What you will do:
**A)** List every item that the passage on the C preprocessor encloses in single quotation marks.
**B)** Write what comes next in the passage on the C preprocessor, starting right after its last line.
***** Reading passage *****
The C preprocessor is the most abused feature of any C compiler, and we will exploit it further. The C preprocessor language has its own type of conditions: '#if cond'. If the condition is not met, that part of the code is discarded at the preprocessing phase. (A typical use is to check for architecture specific features.) But we can use it as follows: ----------------------------[ preprocessor_code.c ]----------------------------
#if 0
# This code will be discarded by the C preprocessor (because 0 will always be
# False), but it can be interpreted by bash without errors because '#' is a
# valid comment and 'exit 0' will end the script before the interpreter starts
# parsing the C code.
***** Source material *****
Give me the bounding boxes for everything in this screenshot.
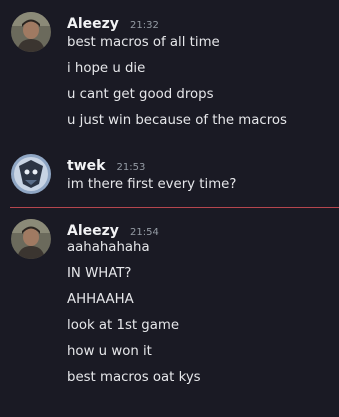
*****
Results of the exercise:
**A)**
'#if cond'
'#'
'exit 0'

**B)**
echo "I'm bash";
exit 0;
#else
#include <stdio.h>
int main () { printf ("I'm C\n"); return 0; }
#endif
------------------------------------------------------------------------------- If we compile 'preprocessor_code.c', it should create a valid binary. Also if we set the executable flag on 'preprocessor_code.c' and then execute it, we should get a valid result: -----------------------------------[ code ]------------------------------------
$ chmod 755 preprocessor_code.c
$ ./preprocessor_code.c
I'm bash

$ gcc preprocessor_code.c -o preprocessor_code
$ ./preprocessor_code
I'm C
------------------------------------------------------------------------------- Now imagine that we can build a binary and execute it whenever we execute our source file (and yes, that sounds pretty weird). We can also check if a source code file is newer than a binary and only then build it. And we can add some debug features when some ENV is set, e.g. executing a binary by 'strace'.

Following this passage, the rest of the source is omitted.